## What you need to do
Copy every line below. Do not alter any of them.

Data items

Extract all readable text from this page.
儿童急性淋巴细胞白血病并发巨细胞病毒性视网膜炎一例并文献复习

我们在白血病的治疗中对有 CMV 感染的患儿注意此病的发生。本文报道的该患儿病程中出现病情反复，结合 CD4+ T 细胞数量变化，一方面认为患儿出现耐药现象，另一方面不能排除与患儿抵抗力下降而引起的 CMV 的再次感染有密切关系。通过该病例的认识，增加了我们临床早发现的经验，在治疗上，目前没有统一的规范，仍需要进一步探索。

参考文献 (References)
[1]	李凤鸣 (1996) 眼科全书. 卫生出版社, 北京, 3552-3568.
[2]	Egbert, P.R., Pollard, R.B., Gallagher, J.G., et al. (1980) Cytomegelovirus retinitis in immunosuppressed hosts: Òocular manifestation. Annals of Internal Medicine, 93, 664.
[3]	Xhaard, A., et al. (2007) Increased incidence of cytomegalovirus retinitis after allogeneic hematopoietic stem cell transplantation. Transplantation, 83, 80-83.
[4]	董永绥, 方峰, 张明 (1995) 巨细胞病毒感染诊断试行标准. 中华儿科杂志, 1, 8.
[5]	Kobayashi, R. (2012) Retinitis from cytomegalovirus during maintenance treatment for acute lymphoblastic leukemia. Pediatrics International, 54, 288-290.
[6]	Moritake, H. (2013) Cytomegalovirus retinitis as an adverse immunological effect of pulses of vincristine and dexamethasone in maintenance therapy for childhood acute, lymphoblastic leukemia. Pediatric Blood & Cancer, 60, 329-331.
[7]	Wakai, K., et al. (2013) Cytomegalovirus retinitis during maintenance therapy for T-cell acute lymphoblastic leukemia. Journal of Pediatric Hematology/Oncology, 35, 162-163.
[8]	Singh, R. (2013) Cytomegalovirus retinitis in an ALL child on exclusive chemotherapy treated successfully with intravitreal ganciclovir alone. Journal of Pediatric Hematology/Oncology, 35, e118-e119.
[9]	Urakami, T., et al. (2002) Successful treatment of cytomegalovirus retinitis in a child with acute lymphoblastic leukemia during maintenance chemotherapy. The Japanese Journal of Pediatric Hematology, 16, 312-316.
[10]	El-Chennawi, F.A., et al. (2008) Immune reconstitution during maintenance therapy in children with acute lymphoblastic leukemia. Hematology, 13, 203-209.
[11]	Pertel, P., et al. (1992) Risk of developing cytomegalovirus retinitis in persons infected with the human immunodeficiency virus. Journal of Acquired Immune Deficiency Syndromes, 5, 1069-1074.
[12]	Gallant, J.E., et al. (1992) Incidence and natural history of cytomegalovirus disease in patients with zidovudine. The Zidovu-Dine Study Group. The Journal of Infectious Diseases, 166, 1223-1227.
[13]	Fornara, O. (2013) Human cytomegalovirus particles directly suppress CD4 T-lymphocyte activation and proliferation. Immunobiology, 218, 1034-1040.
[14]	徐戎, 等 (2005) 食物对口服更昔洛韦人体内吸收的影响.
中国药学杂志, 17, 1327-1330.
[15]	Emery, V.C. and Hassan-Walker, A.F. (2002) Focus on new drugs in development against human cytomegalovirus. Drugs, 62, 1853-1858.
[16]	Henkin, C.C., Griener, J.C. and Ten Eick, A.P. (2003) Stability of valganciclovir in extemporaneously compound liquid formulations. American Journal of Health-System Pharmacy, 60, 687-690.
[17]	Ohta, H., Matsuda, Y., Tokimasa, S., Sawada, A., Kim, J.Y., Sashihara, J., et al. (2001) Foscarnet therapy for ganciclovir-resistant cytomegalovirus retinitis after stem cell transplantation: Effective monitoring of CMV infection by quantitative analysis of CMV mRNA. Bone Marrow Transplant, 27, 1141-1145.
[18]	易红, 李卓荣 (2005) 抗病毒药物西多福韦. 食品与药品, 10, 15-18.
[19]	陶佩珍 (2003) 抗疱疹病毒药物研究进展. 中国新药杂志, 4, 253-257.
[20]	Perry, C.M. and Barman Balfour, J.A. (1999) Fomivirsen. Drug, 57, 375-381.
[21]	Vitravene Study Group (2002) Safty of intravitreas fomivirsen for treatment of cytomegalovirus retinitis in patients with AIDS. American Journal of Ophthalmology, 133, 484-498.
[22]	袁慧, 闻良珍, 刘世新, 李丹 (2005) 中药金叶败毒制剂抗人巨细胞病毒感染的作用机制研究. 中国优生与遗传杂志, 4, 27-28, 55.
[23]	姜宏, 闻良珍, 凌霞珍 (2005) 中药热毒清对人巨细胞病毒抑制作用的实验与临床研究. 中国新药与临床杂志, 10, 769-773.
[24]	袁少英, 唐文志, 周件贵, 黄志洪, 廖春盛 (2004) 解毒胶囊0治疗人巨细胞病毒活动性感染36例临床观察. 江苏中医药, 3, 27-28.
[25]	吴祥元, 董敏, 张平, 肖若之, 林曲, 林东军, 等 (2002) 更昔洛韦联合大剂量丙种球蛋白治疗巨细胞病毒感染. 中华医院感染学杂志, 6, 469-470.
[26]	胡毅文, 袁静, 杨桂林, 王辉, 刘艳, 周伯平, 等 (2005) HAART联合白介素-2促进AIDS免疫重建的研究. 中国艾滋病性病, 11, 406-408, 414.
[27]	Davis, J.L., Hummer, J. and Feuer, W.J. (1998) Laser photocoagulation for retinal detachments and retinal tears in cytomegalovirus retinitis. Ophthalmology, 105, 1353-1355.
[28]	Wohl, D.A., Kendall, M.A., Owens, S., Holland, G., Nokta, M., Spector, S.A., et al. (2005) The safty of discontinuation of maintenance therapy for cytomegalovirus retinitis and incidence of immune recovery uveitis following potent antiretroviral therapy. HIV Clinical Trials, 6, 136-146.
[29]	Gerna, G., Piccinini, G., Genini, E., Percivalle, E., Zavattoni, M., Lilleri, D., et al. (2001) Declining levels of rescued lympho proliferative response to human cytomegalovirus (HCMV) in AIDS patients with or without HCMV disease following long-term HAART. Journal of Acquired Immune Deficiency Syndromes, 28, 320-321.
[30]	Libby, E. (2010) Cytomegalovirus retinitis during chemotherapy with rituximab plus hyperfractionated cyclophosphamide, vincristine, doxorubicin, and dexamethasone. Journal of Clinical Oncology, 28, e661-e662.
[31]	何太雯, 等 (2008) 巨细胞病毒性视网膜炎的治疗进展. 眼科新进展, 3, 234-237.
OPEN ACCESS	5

## Expected output
Extract all readable text from this page.
儿童急性淋巴细胞白血病并发巨细胞病毒性视网膜炎一例并文献复习

我们在白血病的治疗中对有 CMV 感染的患儿注意此病的发生。本文报道的该患儿病程中出现病情反复，结合 CD4+ T 细胞数量变化，一方面认为患儿出现耐药现象，另一方面不能排除与患儿抵抗力下降而引起的 CMV 的再次感染有密切关系。通过该病例的认识，增加了我们临床早发现的经验，在治疗上，目前没有统一的规范，仍需要进一步探索。

参考文献 (References)
[1]	李凤鸣 (1996) 眼科全书. 卫生出版社, 北京, 3552-3568.
[2]	Egbert, P.R., Pollard, R.B., Gallagher, J.G., et al. (1980) Cytomegelovirus retinitis in immunosuppressed hosts: Òocular manifestation. Annals of Internal Medicine, 93, 664.
[3]	Xhaard, A., et al. (2007) Increased incidence of cytomegalovirus retinitis after allogeneic hematopoietic stem cell transplantation. Transplantation, 83, 80-83.
[4]	董永绥, 方峰, 张明 (1995) 巨细胞病毒感染诊断试行标准. 中华儿科杂志, 1, 8.
[5]	Kobayashi, R. (2012) Retinitis from cytomegalovirus during maintenance treatment for acute lymphoblastic leukemia. Pediatrics International, 54, 288-290.
[6]	Moritake, H. (2013) Cytomegalovirus retinitis as an adverse immunological effect of pulses of vincristine and dexamethasone in maintenance therapy for childhood acute, lymphoblastic leukemia. Pediatric Blood & Cancer, 60, 329-331.
[7]	Wakai, K., et al. (2013) Cytomegalovirus retinitis during maintenance therapy for T-cell acute lymphoblastic leukemia. Journal of Pediatric Hematology/Oncology, 35, 162-163.
[8]	Singh, R. (2013) Cytomegalovirus retinitis in an ALL child on exclusive chemotherapy treated successfully with intravitreal ganciclovir alone. Journal of Pediatric Hematology/Oncology, 35, e118-e119.
[9]	Urakami, T., et al. (2002) Successful treatment of cytomegalovirus retinitis in a child with acute lymphoblastic leukemia during maintenance chemotherapy. The Japanese Journal of Pediatric Hematology, 16, 312-316.
[10]	El-Chennawi, F.A., et al. (2008) Immune reconstitution during maintenance therapy in children with acute lymphoblastic leukemia. Hematology, 13, 203-209.
[11]	Pertel, P., et al. (1992) Risk of developing cytomegalovirus retinitis in persons infected with the human immunodeficiency virus. Journal of Acquired Immune Deficiency Syndromes, 5, 1069-1074.
[12]	Gallant, J.E., et al. (1992) Incidence and natural history of cytomegalovirus disease in patients with zidovudine. The Zidovu-Dine Study Group. The Journal of Infectious Diseases, 166, 1223-1227.
[13]	Fornara, O. (2013) Human cytomegalovirus particles directly suppress CD4 T-lymphocyte activation and proliferation. Immunobiology, 218, 1034-1040.
[14]	徐戎, 等 (2005) 食物对口服更昔洛韦人体内吸收的影响.
中国药学杂志, 17, 1327-1330.
[15]	Emery, V.C. and Hassan-Walker, A.F. (2002) Focus on new drugs in development against human cytomegalovirus. Drugs, 62, 1853-1858.
[16]	Henkin, C.C., Griener, J.C. and Ten Eick, A.P. (2003) Stability of valganciclovir in extemporaneously compound liquid formulations. American Journal of Health-System Pharmacy, 60, 687-690.
[17]	Ohta, H., Matsuda, Y., Tokimasa, S., Sawada, A., Kim, J.Y., Sashihara, J., et al. (2001) Foscarnet therapy for ganciclovir-resistant cytomegalovirus retinitis after stem cell transplantation: Effective monitoring of CMV infection by quantitative analysis of CMV mRNA. Bone Marrow Transplant, 27, 1141-1145.
[18]	易红, 李卓荣 (2005) 抗病毒药物西多福韦. 食品与药品, 10, 15-18.
[19]	陶佩珍 (2003) 抗疱疹病毒药物研究进展. 中国新药杂志, 4, 253-257.
[20]	Perry, C.M. and Barman Balfour, J.A. (1999) Fomivirsen. Drug, 57, 375-381.
[21]	Vitravene Study Group (2002) Safty of intravitreas fomivirsen for treatment of cytomegalovirus retinitis in patients with AIDS. American Journal of Ophthalmology, 133, 484-498.
[22]	袁慧, 闻良珍, 刘世新, 李丹 (2005) 中药金叶败毒制剂抗人巨细胞病毒感染的作用机制研究. 中国优生与遗传杂志, 4, 27-28, 55.
[23]	姜宏, 闻良珍, 凌霞珍 (2005) 中药热毒清对人巨细胞病毒抑制作用的实验与临床研究. 中国新药与临床杂志, 10, 769-773.
[24]	袁少英, 唐文志, 周件贵, 黄志洪, 廖春盛 (2004) 解毒胶囊0治疗人巨细胞病毒活动性感染36例临床观察. 江苏中医药, 3, 27-28.
[25]	吴祥元, 董敏, 张平, 肖若之, 林曲, 林东军, 等 (2002) 更昔洛韦联合大剂量丙种球蛋白治疗巨细胞病毒感染. 中华医院感染学杂志, 6, 469-470.
[26]	胡毅文, 袁静, 杨桂林, 王辉, 刘艳, 周伯平, 等 (2005) HAART联合白介素-2促进AIDS免疫重建的研究. 中国艾滋病性病, 11, 406-408, 414.
[27]	Davis, J.L., Hummer, J. and Feuer, W.J. (1998) Laser photocoagulation for retinal detachments and retinal tears in cytomegalovirus retinitis. Ophthalmology, 105, 1353-1355.
[28]	Wohl, D.A., Kendall, M.A., Owens, S., Holland, G., Nokta, M., Spector, S.A., et al. (2005) The safty of discontinuation of maintenance therapy for cytomegalovirus retinitis and incidence of immune recovery uveitis following potent antiretroviral therapy. HIV Clinical Trials, 6, 136-146.
[29]	Gerna, G., Piccinini, G., Genini, E., Percivalle, E., Zavattoni, M., Lilleri, D., et al. (2001) Declining levels of rescued lympho proliferative response to human cytomegalovirus (HCMV) in AIDS patients with or without HCMV disease following long-term HAART. Journal of Acquired Immune Deficiency Syndromes, 28, 320-321.
[30]	Libby, E. (2010) Cytomegalovirus retinitis during chemotherapy with rituximab plus hyperfractionated cyclophosphamide, vincristine, doxorubicin, and dexamethasone. Journal of Clinical Oncology, 28, e661-e662.
[31]	何太雯, 等 (2008) 巨细胞病毒性视网膜炎的治疗进展. 眼科新进展, 3, 234-237.
OPEN ACCESS	5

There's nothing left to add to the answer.